Stored dataset items:
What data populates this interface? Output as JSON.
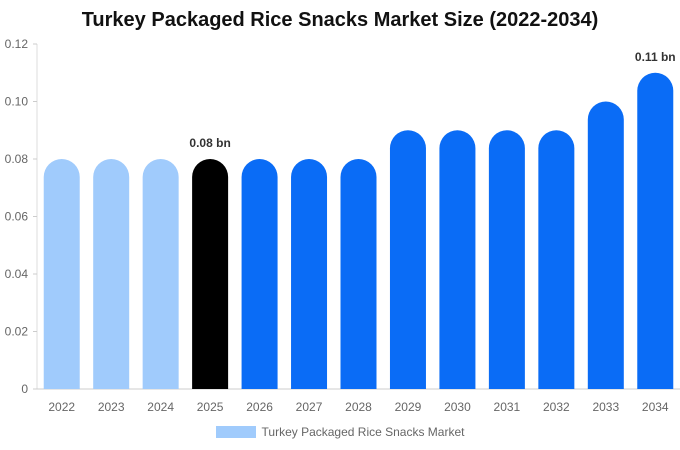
{
  "chart_data": {
    "type": "bar",
    "title": "Turkey Packaged Rice Snacks Market Size (2022-2034)",
    "xlabel": "",
    "ylabel": "",
    "categories": [
      "2022",
      "2023",
      "2024",
      "2025",
      "2026",
      "2027",
      "2028",
      "2029",
      "2030",
      "2031",
      "2032",
      "2033",
      "2034"
    ],
    "series": [
      {
        "name": "Turkey Packaged Rice Snacks Market",
        "values": [
          0.08,
          0.08,
          0.08,
          0.08,
          0.08,
          0.08,
          0.08,
          0.09,
          0.09,
          0.09,
          0.09,
          0.1,
          0.11
        ]
      }
    ],
    "ylim": [
      0,
      0.12
    ],
    "yticks": [
      "0",
      "0.02",
      "0.04",
      "0.06",
      "0.08",
      "0.10",
      "0.12"
    ],
    "data_labels": [
      {
        "category": "2025",
        "text": "0.08 bn"
      },
      {
        "category": "2034",
        "text": "0.11 bn"
      }
    ],
    "colors": {
      "historical": "#a0cbfc",
      "current": "#000000",
      "forecast": "#0a6cf6"
    },
    "bar_color_groups": [
      "historical",
      "historical",
      "historical",
      "current",
      "forecast",
      "forecast",
      "forecast",
      "forecast",
      "forecast",
      "forecast",
      "forecast",
      "forecast",
      "forecast"
    ],
    "legend_position": "bottom",
    "grid": false
  }
}
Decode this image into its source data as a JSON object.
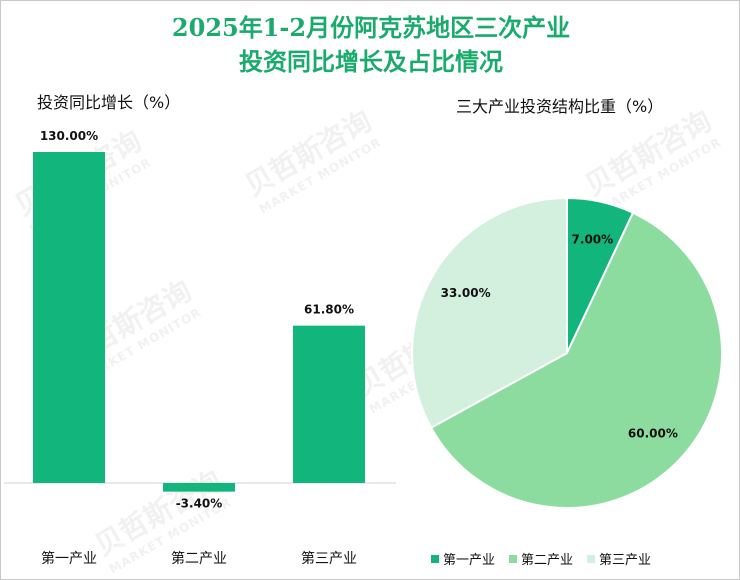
{
  "title_line1": "2025年1-2月份阿克苏地区三次产业",
  "title_line2": "投资同比增长及占比情况",
  "watermark": {
    "cn": "贝哲斯咨询",
    "en": "MARKET MONITOR"
  },
  "colors": {
    "title": "#1aaa6c",
    "s1": "#12b57c",
    "s2": "#8ddc9f",
    "s3": "#d3f0df"
  },
  "chart_data": [
    {
      "type": "bar",
      "title": "投资同比增长（%）",
      "categories": [
        "第一产业",
        "第二产业",
        "第三产业"
      ],
      "values": [
        130.0,
        -3.4,
        61.8
      ],
      "value_labels": [
        "130.00%",
        "-3.40%",
        "61.80%"
      ],
      "grid": false
    },
    {
      "type": "pie",
      "title": "三大产业投资结构比重（%）",
      "labels": [
        "第一产业",
        "第二产业",
        "第三产业"
      ],
      "values": [
        7.0,
        60.0,
        33.0
      ],
      "value_labels": [
        "7.00%",
        "60.00%",
        "33.00%"
      ],
      "legend_position": "bottom"
    }
  ]
}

| What the task requires |
Every line of the material is to be quoted exactly, with no pictures carried over.

| Problem solution |
What data populates this interface? Output as JSON.
{
  "chart_data": {
    "type": "bar",
    "title": "Turkey Packaged Rice Snacks Market Size (2022-2034)",
    "xlabel": "",
    "ylabel": "",
    "categories": [
      "2022",
      "2023",
      "2024",
      "2025",
      "2026",
      "2027",
      "2028",
      "2029",
      "2030",
      "2031",
      "2032",
      "2033",
      "2034"
    ],
    "series": [
      {
        "name": "Turkey Packaged Rice Snacks Market",
        "values": [
          0.08,
          0.08,
          0.08,
          0.08,
          0.08,
          0.08,
          0.08,
          0.09,
          0.09,
          0.09,
          0.09,
          0.1,
          0.11
        ]
      }
    ],
    "ylim": [
      0,
      0.12
    ],
    "yticks": [
      "0",
      "0.02",
      "0.04",
      "0.06",
      "0.08",
      "0.10",
      "0.12"
    ],
    "data_labels": [
      {
        "category": "2025",
        "text": "0.08 bn"
      },
      {
        "category": "2034",
        "text": "0.11 bn"
      }
    ],
    "colors": {
      "historical": "#a0cbfc",
      "current": "#000000",
      "forecast": "#0a6cf6"
    },
    "bar_color_groups": [
      "historical",
      "historical",
      "historical",
      "current",
      "forecast",
      "forecast",
      "forecast",
      "forecast",
      "forecast",
      "forecast",
      "forecast",
      "forecast",
      "forecast"
    ],
    "legend_position": "bottom",
    "grid": false
  }
}
Decode this image into its source data as a JSON object.
{
  "title_line1": "2025年1-2月份阿克苏地区三次产业",
  "title_line2": "投资同比增长及占比情况",
  "watermark": {
    "cn": "贝哲斯咨询",
    "en": "MARKET MONITOR"
  },
  "colors": {
    "title": "#1aaa6c",
    "s1": "#12b57c",
    "s2": "#8ddc9f",
    "s3": "#d3f0df"
  },
  "chart_data": [
    {
      "type": "bar",
      "title": "投资同比增长（%）",
      "categories": [
        "第一产业",
        "第二产业",
        "第三产业"
      ],
      "values": [
        130.0,
        -3.4,
        61.8
      ],
      "value_labels": [
        "130.00%",
        "-3.40%",
        "61.80%"
      ],
      "grid": false
    },
    {
      "type": "pie",
      "title": "三大产业投资结构比重（%）",
      "labels": [
        "第一产业",
        "第二产业",
        "第三产业"
      ],
      "values": [
        7.0,
        60.0,
        33.0
      ],
      "value_labels": [
        "7.00%",
        "60.00%",
        "33.00%"
      ],
      "legend_position": "bottom"
    }
  ]
}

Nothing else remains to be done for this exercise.